▶ [EXERCISE A]:
Answer these questions from the text on COVID-19 in transplant recipients:
(i) Which viruses cause the most common viral infections in the first year after transplant?
(ii) How many patients were in the series drawn from the Spanish waiting list and transplant registry?
(iii) What does the text say about reports of SARS-CoV-2 transmission between organ donors and recipients?
▶ [EXERCISE B]:
For each statement, say whether it agrees with the text on COVID-19 in transplant recipients, and quote the words that decide it:
(i) Immunosuppressed patients have a higher risk of infection, especially in the first year after transplant.
(ii) In the Spanish series, mortality among patients infected with SARS-CoV-2 was lower in dialysis patients than in transplant recipients.
(iii) The protective effects of immunosuppressive therapy against COVID-19 have been clearly established.

▶ [SOURCE TEXT]:
# # # # #
In general, immunosuppressed patients are at a higher risk of infection, especially during the first year after transplant. The most common viral infections during this period are those caused by cytomegalovirus and polyomavirus BK [7]. Therefore, in the context of a pandemic, the first step was to define whether inducing an immunosuppressed state could increase the risk of infection by COVID-19, while at the same time assessing the impact of this infection in terms of mortality. The best information available at that time was the Spanish waiting list and transplant registry. In a series of 1314 patients, it was reported that the infection rate was lower in transplant recipients who could be confined to their homes during quarantine, compared to patients who had to continue to travel to dialysis units (hemodialysis in centers [63%] vs transplant recipients [33%]). Moreover, the mortality of patients infected with SARS-CoV-2 was lower among transplant recipients (21.6%) compared to that in the dialysis patients (27.1%) [8]. This observation is also corroborated by another European international registry (European renal association – European dialysis and transplant association [ERA – EDTA] COVID-19), which reported a lower rate of mortality among transplant recipients than in patients in dialysis (29% vs 20%) [9]. Nevertheless, there is still limited information about the impact of COVID-19 on the immunosuppressed population. This population, because of its specific conditions, might present a more severe course of the disease; however, the possible protective effects of immunosuppressive therapy and a milder presentation of the COVID-19 disease are being discussed without much clarity [10,11]. To date, there are no known reports of SARS-CoV-2 transmission between organ donors and recipients [[10], [11], [12], [13]].
# # # # #
▶ [MATERIAL SHOWN]:
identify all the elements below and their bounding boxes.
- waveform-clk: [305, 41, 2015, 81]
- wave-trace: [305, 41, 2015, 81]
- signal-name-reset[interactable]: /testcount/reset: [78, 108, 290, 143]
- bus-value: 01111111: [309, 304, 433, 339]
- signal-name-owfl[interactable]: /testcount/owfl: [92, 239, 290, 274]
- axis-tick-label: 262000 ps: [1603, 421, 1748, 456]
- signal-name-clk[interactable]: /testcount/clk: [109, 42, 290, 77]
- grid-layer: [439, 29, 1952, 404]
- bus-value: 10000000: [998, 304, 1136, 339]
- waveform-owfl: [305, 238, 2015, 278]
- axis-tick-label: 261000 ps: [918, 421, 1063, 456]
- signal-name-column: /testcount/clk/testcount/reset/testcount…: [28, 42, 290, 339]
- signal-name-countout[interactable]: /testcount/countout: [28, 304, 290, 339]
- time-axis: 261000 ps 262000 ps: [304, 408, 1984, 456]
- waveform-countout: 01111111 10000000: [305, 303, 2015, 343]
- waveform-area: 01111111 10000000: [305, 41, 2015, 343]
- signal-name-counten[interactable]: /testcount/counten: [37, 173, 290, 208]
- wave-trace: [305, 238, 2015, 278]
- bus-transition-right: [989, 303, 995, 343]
# # # # #
▶ [ANSWER SPACE A]:
(i) Cytomegalovirus and polyomavirus BK.
(ii) 1314 patients.
(iii) To date, there are no known reports of such transmission.

▶ [ANSWER SPACE B]:
(i) Yes: "In general, immunosuppressed patients are at a higher risk of infection, especially during the first year after transplant."
(ii) No: "the mortality of patients infected with SARS-CoV-2 was lower among transplant recipients (21.6%) compared to that in the dialysis patients (27.1%)"
(iii) No: "the possible protective effects of immunosuppressive therapy and a milder presentation of the COVID-19 disease are being discussed without much clarity"